'''

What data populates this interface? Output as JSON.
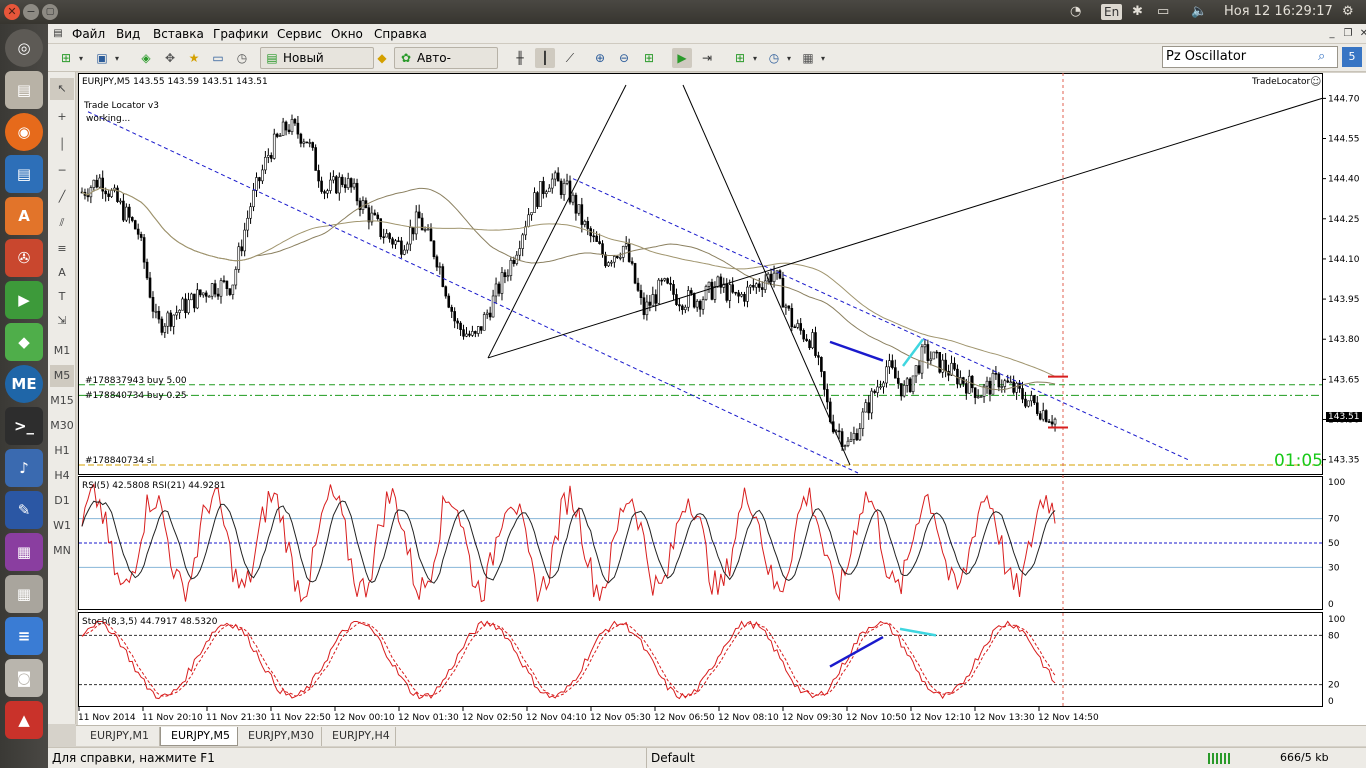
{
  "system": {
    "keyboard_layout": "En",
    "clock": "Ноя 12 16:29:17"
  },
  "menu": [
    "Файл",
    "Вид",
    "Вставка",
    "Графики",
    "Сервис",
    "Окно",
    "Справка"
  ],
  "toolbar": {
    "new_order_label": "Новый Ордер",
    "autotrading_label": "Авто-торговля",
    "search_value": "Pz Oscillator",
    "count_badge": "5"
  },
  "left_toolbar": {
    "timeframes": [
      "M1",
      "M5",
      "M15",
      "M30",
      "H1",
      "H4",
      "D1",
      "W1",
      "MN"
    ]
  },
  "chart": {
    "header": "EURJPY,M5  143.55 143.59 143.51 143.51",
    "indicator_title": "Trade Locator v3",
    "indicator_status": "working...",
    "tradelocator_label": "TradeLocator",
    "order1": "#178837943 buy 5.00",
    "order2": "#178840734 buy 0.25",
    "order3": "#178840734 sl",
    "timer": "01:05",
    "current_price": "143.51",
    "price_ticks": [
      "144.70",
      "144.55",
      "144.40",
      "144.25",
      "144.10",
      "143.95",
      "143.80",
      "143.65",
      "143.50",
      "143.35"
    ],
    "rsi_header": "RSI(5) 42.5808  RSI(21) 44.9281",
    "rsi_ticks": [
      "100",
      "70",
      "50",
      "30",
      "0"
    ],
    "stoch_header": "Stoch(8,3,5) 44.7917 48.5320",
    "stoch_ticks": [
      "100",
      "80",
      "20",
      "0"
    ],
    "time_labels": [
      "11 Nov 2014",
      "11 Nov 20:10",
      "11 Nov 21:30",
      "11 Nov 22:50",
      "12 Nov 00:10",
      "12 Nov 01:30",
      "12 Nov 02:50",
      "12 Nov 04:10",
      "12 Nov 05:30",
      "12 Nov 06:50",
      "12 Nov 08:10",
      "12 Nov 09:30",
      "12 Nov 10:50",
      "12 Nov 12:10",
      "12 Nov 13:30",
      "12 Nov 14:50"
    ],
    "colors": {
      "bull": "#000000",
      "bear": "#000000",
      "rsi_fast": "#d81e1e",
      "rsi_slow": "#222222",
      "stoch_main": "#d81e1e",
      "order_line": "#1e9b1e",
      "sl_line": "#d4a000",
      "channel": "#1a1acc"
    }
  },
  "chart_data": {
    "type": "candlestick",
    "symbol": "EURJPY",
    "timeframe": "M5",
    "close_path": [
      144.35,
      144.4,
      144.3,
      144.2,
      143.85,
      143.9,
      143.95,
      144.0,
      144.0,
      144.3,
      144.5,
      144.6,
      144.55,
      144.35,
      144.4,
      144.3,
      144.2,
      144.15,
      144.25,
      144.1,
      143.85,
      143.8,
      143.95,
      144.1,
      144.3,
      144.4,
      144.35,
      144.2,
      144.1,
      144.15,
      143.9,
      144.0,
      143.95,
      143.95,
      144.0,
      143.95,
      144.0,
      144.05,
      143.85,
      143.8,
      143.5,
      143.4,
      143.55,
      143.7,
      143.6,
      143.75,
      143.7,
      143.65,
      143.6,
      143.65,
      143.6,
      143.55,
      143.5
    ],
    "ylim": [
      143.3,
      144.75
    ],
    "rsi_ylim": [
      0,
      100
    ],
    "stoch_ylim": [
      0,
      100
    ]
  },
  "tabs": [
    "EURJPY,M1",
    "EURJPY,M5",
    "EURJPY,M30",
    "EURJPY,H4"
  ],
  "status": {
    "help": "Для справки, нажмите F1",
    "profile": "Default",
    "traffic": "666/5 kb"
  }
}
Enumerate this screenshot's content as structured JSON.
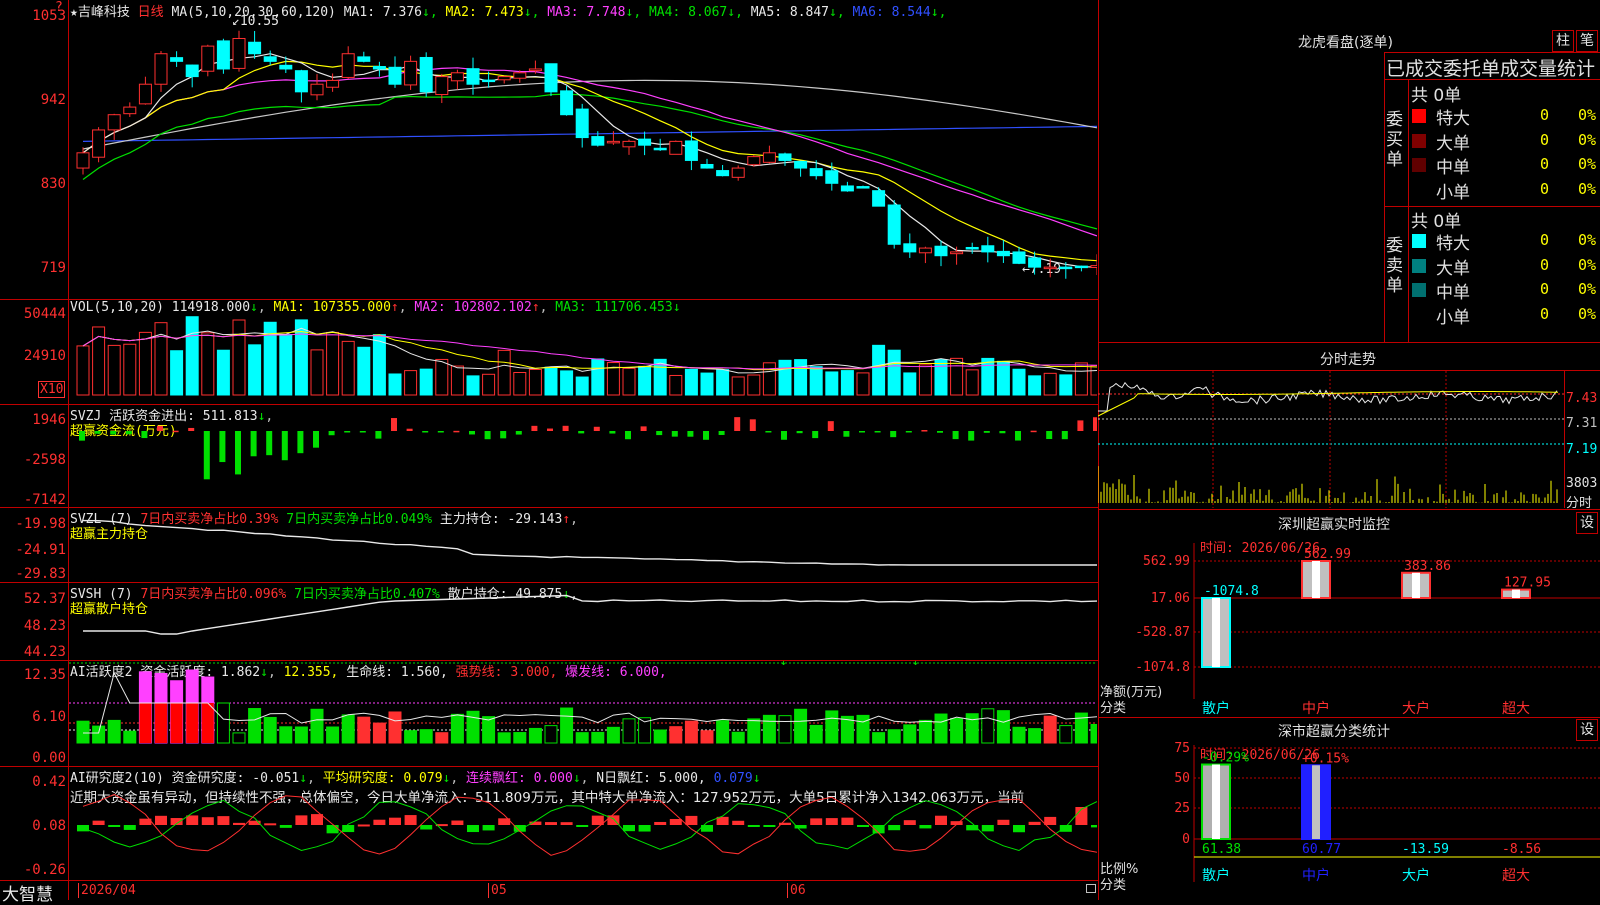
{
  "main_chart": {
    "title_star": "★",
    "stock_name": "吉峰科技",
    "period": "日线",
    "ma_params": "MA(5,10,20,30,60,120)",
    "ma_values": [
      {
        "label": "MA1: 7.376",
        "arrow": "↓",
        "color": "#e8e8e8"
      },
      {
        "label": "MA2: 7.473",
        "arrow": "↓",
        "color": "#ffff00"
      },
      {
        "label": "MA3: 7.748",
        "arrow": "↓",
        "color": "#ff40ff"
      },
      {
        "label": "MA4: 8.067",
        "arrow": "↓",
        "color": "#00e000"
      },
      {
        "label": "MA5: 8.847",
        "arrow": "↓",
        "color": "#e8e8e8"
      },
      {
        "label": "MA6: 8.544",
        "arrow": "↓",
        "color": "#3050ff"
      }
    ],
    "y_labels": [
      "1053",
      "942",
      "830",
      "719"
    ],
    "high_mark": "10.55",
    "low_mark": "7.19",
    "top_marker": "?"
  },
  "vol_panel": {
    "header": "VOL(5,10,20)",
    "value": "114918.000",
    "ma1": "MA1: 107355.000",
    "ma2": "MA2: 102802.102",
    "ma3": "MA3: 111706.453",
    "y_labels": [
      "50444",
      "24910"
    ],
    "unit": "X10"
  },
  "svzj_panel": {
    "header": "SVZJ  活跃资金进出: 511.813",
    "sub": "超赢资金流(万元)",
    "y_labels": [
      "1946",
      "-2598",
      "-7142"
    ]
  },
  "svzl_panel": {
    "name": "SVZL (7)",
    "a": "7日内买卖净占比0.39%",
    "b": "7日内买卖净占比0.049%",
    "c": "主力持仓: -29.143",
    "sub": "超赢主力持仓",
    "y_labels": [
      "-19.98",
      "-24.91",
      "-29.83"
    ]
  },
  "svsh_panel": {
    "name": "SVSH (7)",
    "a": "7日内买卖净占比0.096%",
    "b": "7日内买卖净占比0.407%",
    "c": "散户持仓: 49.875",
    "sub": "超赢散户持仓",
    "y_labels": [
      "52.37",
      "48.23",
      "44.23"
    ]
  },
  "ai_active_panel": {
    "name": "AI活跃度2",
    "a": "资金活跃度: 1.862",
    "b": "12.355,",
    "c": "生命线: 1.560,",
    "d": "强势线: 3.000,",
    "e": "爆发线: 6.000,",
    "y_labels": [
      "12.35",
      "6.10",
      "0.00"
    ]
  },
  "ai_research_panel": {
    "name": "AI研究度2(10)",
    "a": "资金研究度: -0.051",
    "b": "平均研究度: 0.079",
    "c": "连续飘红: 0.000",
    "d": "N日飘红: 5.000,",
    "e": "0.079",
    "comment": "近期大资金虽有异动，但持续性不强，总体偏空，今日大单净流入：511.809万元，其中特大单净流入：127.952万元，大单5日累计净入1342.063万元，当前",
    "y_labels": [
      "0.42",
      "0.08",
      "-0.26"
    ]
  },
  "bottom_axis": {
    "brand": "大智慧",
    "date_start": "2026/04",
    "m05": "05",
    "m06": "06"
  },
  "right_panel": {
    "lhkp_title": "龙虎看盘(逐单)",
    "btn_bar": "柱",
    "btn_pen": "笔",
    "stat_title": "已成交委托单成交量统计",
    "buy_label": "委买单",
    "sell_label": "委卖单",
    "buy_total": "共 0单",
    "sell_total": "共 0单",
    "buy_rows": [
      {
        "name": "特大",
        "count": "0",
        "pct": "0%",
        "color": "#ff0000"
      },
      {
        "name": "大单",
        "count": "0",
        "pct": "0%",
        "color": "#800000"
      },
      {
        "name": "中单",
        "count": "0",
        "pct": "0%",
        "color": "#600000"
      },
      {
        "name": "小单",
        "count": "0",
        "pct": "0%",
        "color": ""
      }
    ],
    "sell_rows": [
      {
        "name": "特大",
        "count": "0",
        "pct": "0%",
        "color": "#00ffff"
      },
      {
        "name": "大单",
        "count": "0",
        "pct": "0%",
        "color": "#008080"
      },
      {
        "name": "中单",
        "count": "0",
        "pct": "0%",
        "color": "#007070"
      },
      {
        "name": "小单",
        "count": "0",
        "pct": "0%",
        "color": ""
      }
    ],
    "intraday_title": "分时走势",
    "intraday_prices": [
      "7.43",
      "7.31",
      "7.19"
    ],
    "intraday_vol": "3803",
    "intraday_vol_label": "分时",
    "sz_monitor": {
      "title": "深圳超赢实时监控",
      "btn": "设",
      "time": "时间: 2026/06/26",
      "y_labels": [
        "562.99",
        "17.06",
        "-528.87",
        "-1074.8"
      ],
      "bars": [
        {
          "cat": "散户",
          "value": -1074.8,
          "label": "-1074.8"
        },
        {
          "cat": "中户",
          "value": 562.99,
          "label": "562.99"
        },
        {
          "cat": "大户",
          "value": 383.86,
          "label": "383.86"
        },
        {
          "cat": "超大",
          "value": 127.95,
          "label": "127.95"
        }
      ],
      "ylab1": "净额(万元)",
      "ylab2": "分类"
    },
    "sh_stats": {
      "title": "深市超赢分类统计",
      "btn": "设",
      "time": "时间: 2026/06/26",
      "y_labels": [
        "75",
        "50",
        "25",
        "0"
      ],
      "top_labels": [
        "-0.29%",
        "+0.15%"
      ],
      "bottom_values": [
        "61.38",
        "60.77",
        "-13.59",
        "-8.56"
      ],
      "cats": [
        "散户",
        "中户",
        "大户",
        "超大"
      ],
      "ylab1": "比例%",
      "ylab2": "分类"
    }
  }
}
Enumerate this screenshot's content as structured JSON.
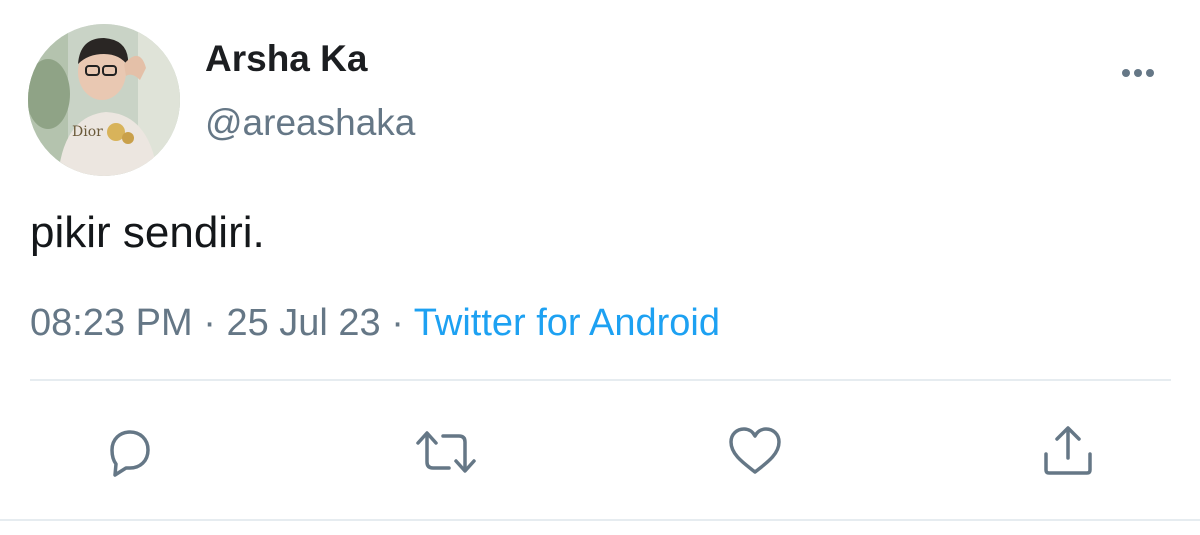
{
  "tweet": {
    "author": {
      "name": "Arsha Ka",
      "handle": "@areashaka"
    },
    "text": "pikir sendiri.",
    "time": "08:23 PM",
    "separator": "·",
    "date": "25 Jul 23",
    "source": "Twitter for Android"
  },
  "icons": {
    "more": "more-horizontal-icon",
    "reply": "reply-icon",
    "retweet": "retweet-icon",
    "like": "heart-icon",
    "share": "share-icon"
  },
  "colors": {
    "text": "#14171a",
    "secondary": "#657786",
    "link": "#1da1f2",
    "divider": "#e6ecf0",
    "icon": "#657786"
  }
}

'''

## Written request
Identify and copy all lines with the word "EURJPY".

## Written answer
    "header": "EURJPY,M5  143.55 143.59 143.51 143.51",
    "symbol": "EURJPY",
    "EURJPY,M1",
    "EURJPY,M5",
    "EURJPY,M30",
    "EURJPY,H4"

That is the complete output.